*Exercise description:* Copy each line of the entries that contains the word "text".

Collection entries
++++++++++

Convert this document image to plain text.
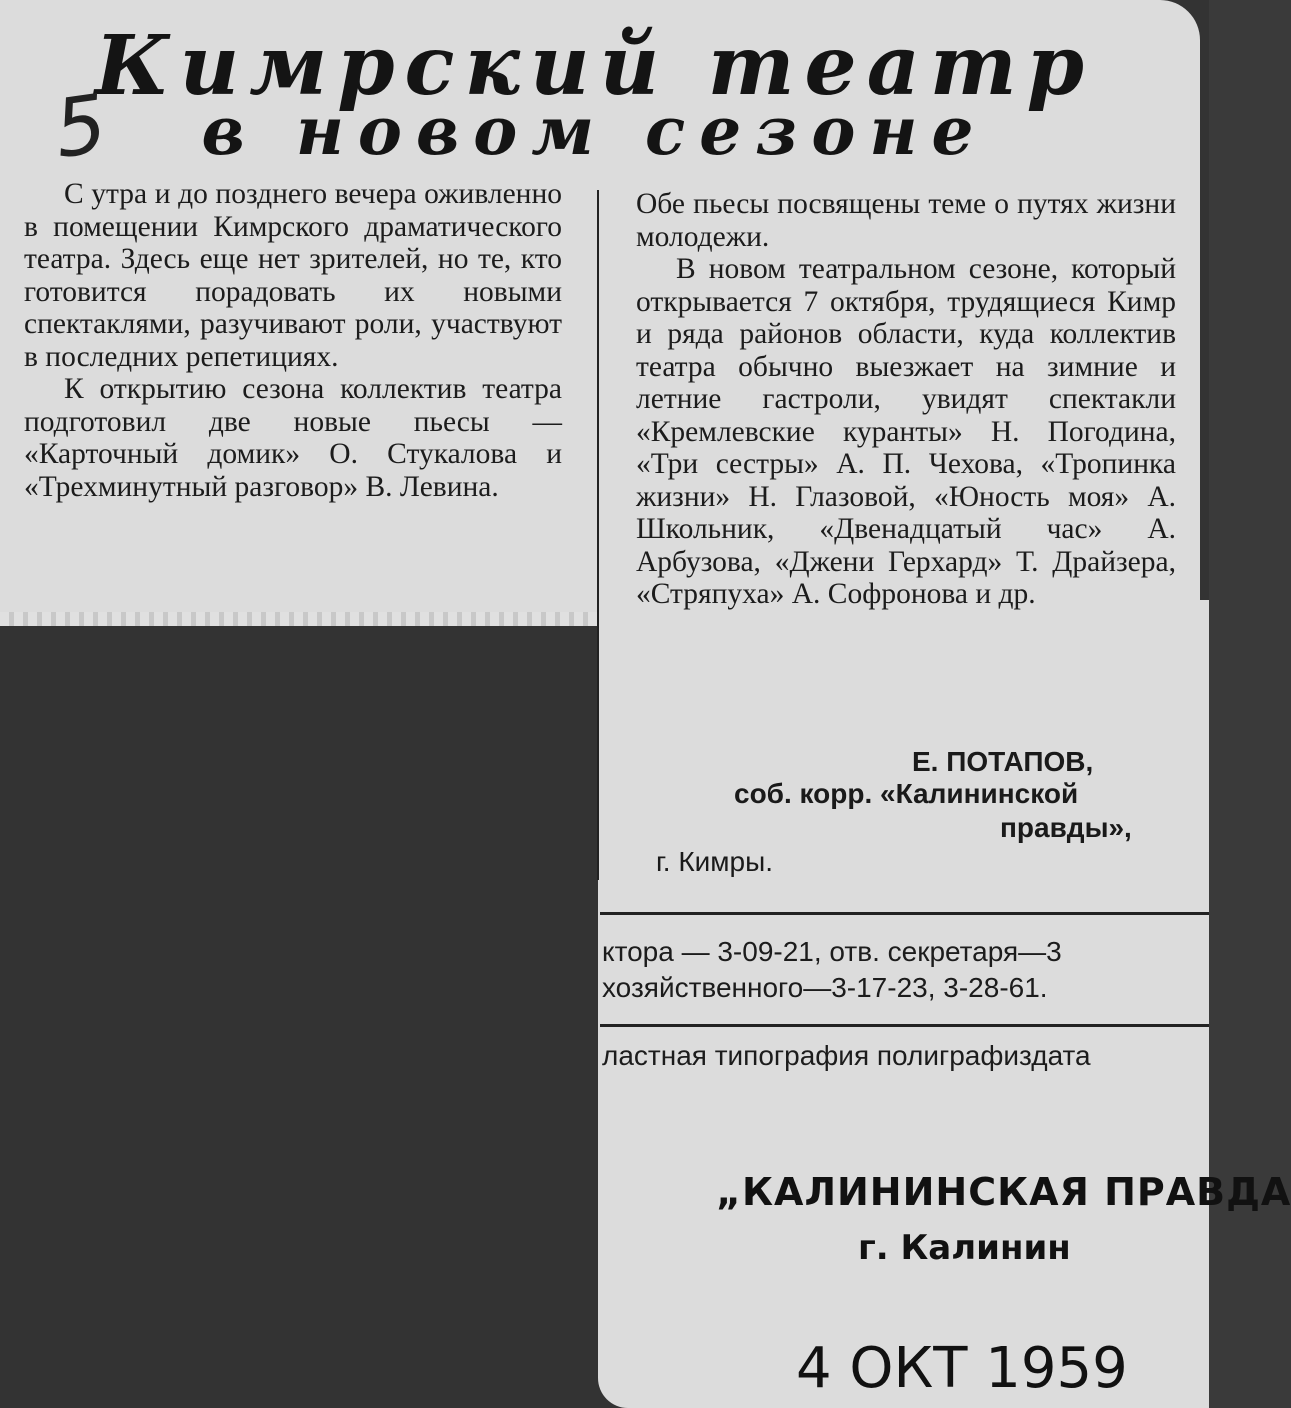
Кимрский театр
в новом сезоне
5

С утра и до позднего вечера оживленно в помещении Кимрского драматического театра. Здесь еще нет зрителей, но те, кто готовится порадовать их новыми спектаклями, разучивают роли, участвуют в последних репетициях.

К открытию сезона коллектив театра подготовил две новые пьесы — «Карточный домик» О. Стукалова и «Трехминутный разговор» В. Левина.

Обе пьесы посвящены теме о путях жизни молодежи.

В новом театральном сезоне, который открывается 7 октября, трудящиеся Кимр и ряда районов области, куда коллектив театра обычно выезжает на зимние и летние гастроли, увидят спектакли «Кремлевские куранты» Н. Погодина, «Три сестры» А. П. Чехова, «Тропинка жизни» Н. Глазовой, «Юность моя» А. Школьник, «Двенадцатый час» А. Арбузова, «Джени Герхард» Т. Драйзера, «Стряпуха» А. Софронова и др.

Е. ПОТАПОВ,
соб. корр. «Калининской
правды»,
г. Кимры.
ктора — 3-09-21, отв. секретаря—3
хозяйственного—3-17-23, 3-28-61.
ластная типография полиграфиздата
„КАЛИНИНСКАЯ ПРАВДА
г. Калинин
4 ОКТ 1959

++++++++++

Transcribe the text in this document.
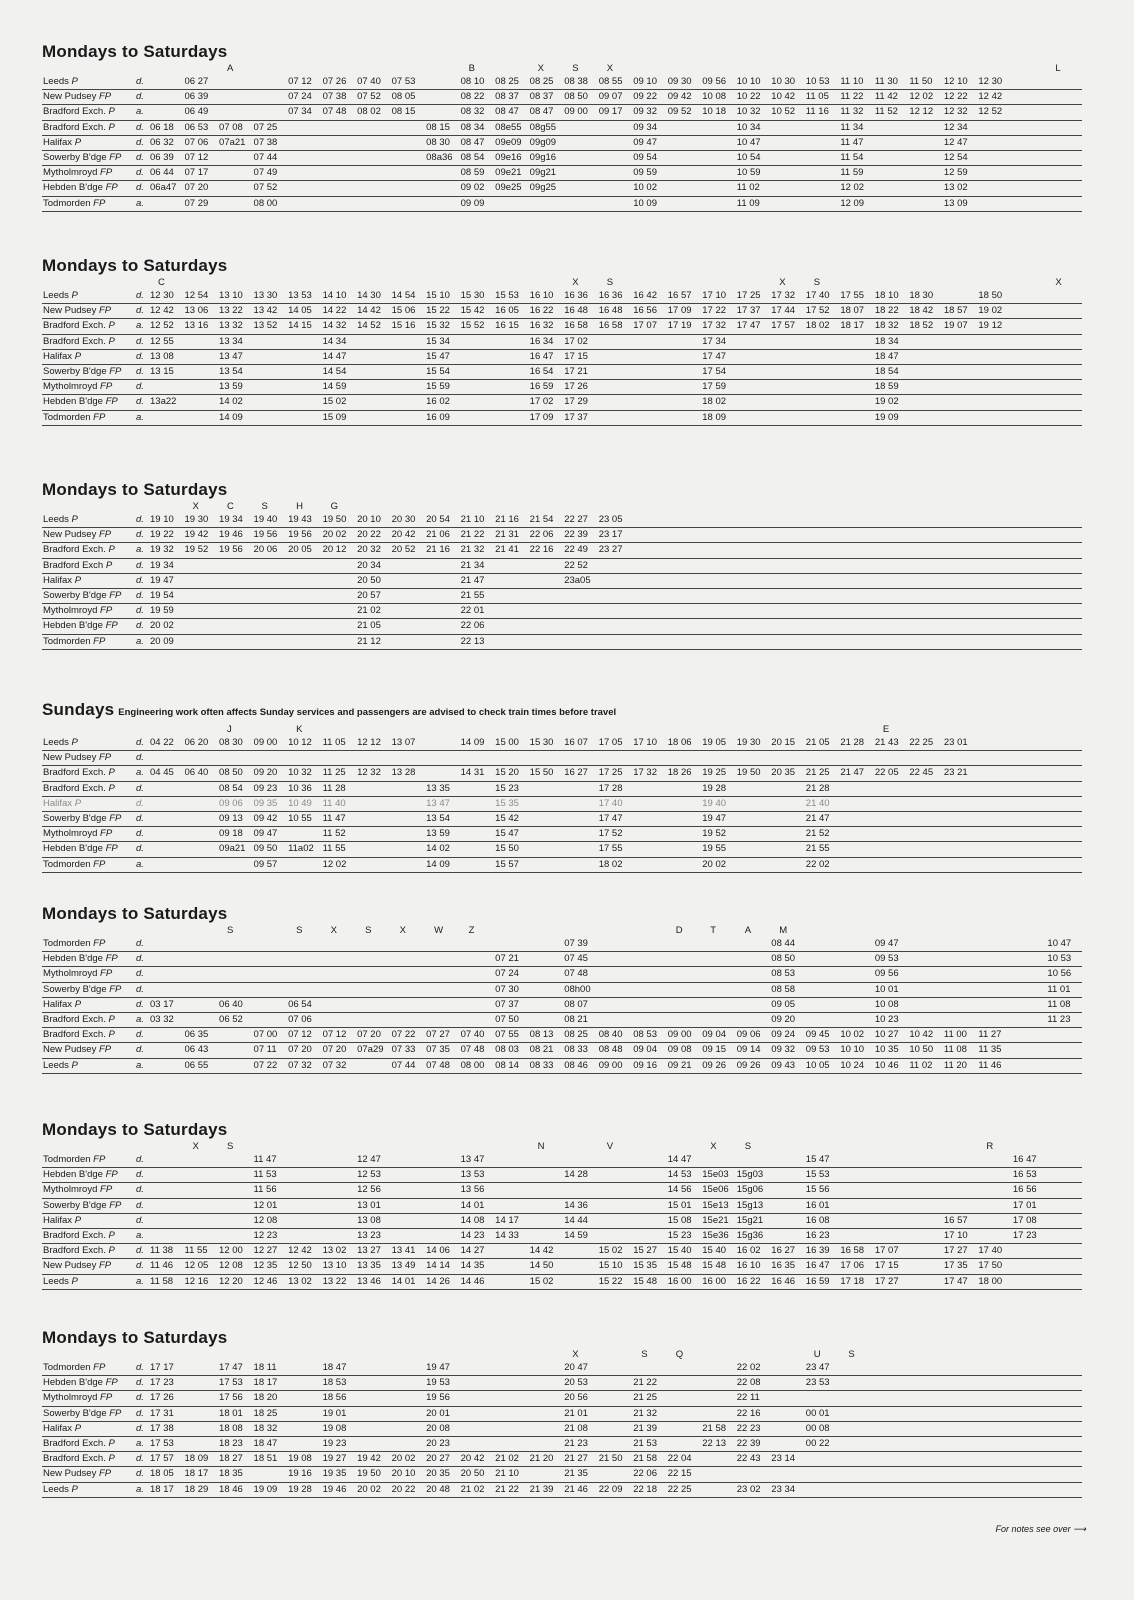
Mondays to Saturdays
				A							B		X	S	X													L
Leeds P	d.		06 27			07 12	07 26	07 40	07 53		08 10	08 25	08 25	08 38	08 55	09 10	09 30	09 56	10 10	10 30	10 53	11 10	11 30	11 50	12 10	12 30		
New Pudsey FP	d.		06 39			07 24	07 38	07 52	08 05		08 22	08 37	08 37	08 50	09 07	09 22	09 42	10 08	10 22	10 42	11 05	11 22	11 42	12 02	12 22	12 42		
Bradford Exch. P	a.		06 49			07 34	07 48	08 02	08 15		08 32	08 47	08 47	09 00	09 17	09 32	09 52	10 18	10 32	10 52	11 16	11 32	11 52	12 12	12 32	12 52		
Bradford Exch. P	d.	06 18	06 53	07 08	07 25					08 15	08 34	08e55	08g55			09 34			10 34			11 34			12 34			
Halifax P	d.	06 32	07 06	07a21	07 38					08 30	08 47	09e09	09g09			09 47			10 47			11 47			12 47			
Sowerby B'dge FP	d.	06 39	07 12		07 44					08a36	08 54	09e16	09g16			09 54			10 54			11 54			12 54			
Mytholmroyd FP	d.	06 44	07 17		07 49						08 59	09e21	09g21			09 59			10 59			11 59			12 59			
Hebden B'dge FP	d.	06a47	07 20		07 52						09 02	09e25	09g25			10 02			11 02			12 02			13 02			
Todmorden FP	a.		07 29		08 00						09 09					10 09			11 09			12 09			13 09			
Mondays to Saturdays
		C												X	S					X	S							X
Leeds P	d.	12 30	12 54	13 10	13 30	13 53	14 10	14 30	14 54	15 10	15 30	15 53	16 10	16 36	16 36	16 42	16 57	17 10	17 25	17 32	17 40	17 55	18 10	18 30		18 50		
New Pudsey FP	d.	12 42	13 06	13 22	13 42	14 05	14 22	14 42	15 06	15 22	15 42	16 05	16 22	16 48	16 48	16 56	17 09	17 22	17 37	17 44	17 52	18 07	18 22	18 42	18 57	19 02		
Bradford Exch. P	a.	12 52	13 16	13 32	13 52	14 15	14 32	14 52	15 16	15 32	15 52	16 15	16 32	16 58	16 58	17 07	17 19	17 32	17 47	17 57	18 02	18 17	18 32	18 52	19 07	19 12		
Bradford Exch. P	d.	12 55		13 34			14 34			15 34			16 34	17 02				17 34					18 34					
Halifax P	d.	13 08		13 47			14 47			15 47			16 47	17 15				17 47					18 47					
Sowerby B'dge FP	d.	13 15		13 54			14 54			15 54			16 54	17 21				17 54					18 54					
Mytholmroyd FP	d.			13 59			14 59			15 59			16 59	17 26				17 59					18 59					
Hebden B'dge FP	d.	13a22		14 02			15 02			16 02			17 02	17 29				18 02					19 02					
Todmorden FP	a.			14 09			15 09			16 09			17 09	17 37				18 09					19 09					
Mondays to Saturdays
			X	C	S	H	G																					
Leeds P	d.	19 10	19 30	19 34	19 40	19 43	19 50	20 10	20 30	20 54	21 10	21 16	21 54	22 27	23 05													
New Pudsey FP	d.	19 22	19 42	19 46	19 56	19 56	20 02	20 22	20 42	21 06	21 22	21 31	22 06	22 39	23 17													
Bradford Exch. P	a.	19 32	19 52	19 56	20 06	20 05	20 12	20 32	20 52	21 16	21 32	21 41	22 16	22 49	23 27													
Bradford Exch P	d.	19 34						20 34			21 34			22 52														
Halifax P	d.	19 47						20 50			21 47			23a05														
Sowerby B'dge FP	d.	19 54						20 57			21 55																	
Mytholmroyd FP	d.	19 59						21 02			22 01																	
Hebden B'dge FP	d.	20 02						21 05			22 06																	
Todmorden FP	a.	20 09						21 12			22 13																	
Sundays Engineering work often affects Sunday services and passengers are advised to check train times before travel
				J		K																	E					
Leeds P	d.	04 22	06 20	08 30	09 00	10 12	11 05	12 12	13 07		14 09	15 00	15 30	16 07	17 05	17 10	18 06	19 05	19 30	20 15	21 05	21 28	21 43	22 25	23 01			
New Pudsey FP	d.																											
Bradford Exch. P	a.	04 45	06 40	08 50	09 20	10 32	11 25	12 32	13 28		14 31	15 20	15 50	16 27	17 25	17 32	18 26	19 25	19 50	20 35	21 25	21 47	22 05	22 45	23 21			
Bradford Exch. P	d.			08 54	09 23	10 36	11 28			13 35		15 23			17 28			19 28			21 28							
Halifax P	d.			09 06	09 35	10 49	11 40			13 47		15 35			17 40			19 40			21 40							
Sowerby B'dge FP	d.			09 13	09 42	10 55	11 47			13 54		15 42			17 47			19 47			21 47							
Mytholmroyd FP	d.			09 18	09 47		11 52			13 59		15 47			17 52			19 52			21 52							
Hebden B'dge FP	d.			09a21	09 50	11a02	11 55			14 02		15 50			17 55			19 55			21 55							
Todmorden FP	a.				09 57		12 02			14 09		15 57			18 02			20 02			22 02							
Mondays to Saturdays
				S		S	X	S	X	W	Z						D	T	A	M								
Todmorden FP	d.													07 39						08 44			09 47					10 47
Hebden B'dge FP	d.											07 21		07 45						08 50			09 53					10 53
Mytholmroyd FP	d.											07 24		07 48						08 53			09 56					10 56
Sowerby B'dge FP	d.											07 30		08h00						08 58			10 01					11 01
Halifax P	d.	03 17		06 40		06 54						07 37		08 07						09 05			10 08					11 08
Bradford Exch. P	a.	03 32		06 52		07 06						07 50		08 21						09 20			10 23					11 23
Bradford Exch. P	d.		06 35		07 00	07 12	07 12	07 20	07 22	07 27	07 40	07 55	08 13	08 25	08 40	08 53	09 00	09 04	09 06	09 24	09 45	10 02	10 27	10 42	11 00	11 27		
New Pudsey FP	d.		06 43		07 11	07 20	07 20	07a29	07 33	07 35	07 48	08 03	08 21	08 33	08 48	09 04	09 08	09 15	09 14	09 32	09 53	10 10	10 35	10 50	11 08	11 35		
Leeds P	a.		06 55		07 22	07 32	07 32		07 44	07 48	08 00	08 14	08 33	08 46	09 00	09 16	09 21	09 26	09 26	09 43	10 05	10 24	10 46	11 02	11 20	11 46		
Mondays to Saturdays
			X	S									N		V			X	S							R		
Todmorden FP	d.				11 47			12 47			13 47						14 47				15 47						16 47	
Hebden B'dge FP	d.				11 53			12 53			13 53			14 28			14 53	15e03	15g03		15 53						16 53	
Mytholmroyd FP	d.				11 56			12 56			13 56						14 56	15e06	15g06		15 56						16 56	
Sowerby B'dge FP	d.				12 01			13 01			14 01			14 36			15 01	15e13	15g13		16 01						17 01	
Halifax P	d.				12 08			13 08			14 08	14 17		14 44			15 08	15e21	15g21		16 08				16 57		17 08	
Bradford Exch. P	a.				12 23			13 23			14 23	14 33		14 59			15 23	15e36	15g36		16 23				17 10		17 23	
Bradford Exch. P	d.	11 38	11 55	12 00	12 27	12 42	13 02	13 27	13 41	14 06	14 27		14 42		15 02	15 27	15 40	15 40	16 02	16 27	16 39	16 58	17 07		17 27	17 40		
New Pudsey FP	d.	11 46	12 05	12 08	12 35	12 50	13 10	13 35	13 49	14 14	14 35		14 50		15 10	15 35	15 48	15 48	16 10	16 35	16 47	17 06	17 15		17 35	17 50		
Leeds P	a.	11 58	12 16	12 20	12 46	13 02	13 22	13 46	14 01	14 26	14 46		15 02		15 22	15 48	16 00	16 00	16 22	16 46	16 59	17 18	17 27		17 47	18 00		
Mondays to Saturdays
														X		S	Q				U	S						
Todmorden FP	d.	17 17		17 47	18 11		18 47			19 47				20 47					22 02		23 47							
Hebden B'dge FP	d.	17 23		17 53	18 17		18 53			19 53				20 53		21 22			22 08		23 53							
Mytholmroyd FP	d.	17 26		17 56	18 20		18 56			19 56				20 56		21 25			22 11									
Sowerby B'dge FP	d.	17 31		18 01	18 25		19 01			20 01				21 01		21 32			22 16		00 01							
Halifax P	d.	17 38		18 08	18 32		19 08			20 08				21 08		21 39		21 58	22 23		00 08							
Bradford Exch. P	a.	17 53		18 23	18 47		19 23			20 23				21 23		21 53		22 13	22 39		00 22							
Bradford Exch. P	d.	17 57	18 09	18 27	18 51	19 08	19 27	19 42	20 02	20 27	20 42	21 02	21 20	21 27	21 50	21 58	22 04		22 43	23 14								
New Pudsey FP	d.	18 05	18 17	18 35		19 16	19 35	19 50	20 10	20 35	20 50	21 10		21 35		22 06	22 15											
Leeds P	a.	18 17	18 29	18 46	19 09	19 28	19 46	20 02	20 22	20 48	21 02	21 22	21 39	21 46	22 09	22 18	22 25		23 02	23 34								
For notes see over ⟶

++++++++++

*Solution to this task:*
Convert this document image to plain text.
Transcribe the text in this document.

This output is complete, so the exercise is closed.